→ WHAT YOU SHOULD DO: Write every line out verbatim and omit the pictures.

⁂

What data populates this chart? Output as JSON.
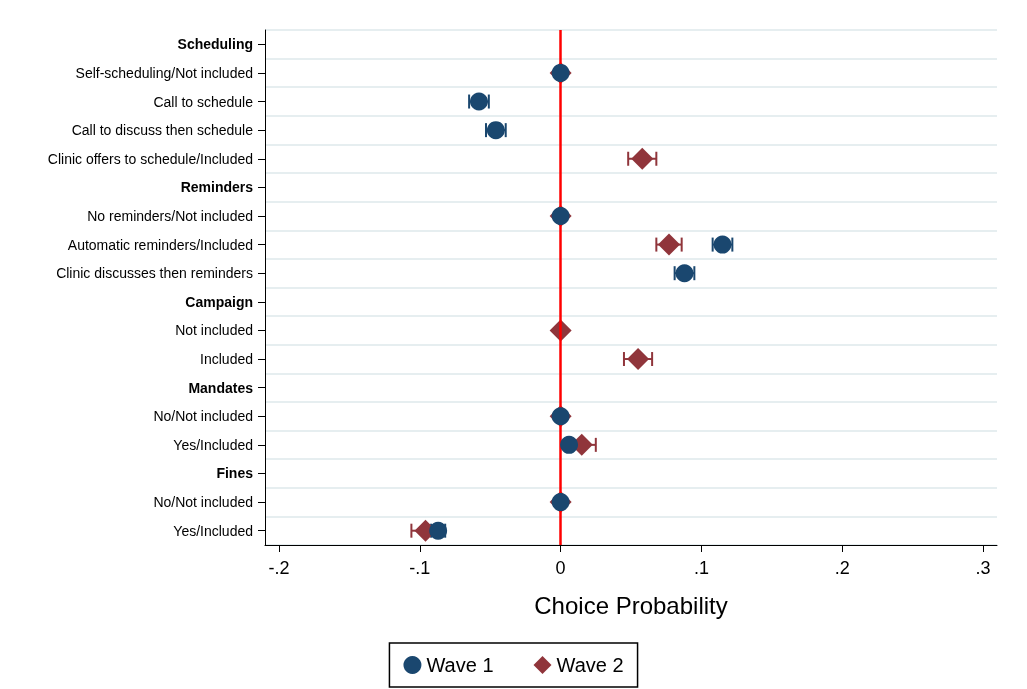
{
  "chart_data": {
    "type": "scatter",
    "orientation": "horizontal",
    "xlabel": "Choice Probability",
    "categories": [
      "Scheduling",
      "Self-scheduling/Not included",
      "Call to schedule",
      "Call to discuss then schedule",
      "Clinic offers to schedule/Included",
      "Reminders",
      "No reminders/Not included",
      "Automatic reminders/Included",
      "Clinic discusses then reminders",
      "Campaign",
      "Not included",
      "Included",
      "Mandates",
      "No/Not included",
      "Yes/Included",
      "Fines",
      "No/Not included",
      "Yes/Included"
    ],
    "series": [
      {
        "name": "Wave 2",
        "color": "#90353b",
        "marker": "diamond",
        "values": [
          null,
          0,
          null,
          null,
          0.058,
          null,
          0,
          0.077,
          null,
          null,
          0,
          0.055,
          null,
          0,
          0.015,
          null,
          0,
          -0.096
        ],
        "errors": [
          null,
          null,
          null,
          null,
          0.01,
          null,
          null,
          0.009,
          null,
          null,
          null,
          0.01,
          null,
          null,
          0.01,
          null,
          null,
          0.01
        ]
      },
      {
        "name": "Wave 1",
        "color": "#1a476f",
        "marker": "circle",
        "values": [
          null,
          0,
          -0.058,
          -0.046,
          null,
          null,
          0,
          0.115,
          0.088,
          null,
          null,
          null,
          null,
          0,
          0.006,
          null,
          0,
          -0.087
        ],
        "errors": [
          null,
          null,
          0.007,
          0.007,
          null,
          null,
          null,
          0.007,
          0.007,
          null,
          null,
          null,
          null,
          null,
          0.003,
          null,
          null,
          0.005
        ]
      }
    ],
    "xlim": [
      -0.21,
      0.31
    ],
    "xticks": [
      {
        "value": -0.2,
        "label": "-.2"
      },
      {
        "value": -0.1,
        "label": "-.1"
      },
      0,
      {
        "value": 0.1,
        "label": ".1"
      },
      {
        "value": 0.2,
        "label": ".2"
      },
      {
        "value": 0.3,
        "label": ".3"
      }
    ],
    "ref_lines": [
      {
        "axis": "x",
        "value": 0,
        "color": "#ff0000"
      }
    ],
    "grid": "y",
    "legend": "bottom"
  }
}
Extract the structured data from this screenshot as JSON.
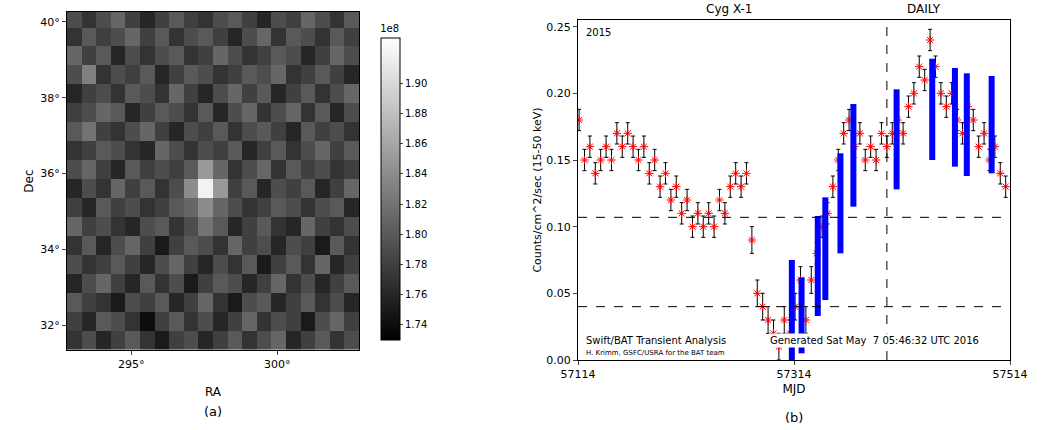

⁂

→ TASK OUTPUT:
What data populates this chart? Output as JSON.
{
  "chart_data": {
    "type": "scatter",
    "orientation": "horizontal",
    "xlabel": "Choice Probability",
    "categories": [
      "Scheduling",
      "Self-scheduling/Not included",
      "Call to schedule",
      "Call to discuss then schedule",
      "Clinic offers to schedule/Included",
      "Reminders",
      "No reminders/Not included",
      "Automatic reminders/Included",
      "Clinic discusses then reminders",
      "Campaign",
      "Not included",
      "Included",
      "Mandates",
      "No/Not included",
      "Yes/Included",
      "Fines",
      "No/Not included",
      "Yes/Included"
    ],
    "series": [
      {
        "name": "Wave 2",
        "color": "#90353b",
        "marker": "diamond",
        "values": [
          null,
          0,
          null,
          null,
          0.058,
          null,
          0,
          0.077,
          null,
          null,
          0,
          0.055,
          null,
          0,
          0.015,
          null,
          0,
          -0.096
        ],
        "errors": [
          null,
          null,
          null,
          null,
          0.01,
          null,
          null,
          0.009,
          null,
          null,
          null,
          0.01,
          null,
          null,
          0.01,
          null,
          null,
          0.01
        ]
      },
      {
        "name": "Wave 1",
        "color": "#1a476f",
        "marker": "circle",
        "values": [
          null,
          0,
          -0.058,
          -0.046,
          null,
          null,
          0,
          0.115,
          0.088,
          null,
          null,
          null,
          null,
          0,
          0.006,
          null,
          0,
          -0.087
        ],
        "errors": [
          null,
          null,
          0.007,
          0.007,
          null,
          null,
          null,
          0.007,
          0.007,
          null,
          null,
          null,
          null,
          null,
          0.003,
          null,
          null,
          0.005
        ]
      }
    ],
    "xlim": [
      -0.21,
      0.31
    ],
    "xticks": [
      {
        "value": -0.2,
        "label": "-.2"
      },
      {
        "value": -0.1,
        "label": "-.1"
      },
      0,
      {
        "value": 0.1,
        "label": ".1"
      },
      {
        "value": 0.2,
        "label": ".2"
      },
      {
        "value": 0.3,
        "label": ".3"
      }
    ],
    "ref_lines": [
      {
        "axis": "x",
        "value": 0,
        "color": "#ff0000"
      }
    ],
    "grid": "y",
    "legend": "bottom"
  }
}
Extract the structured data from this screenshot as JSON.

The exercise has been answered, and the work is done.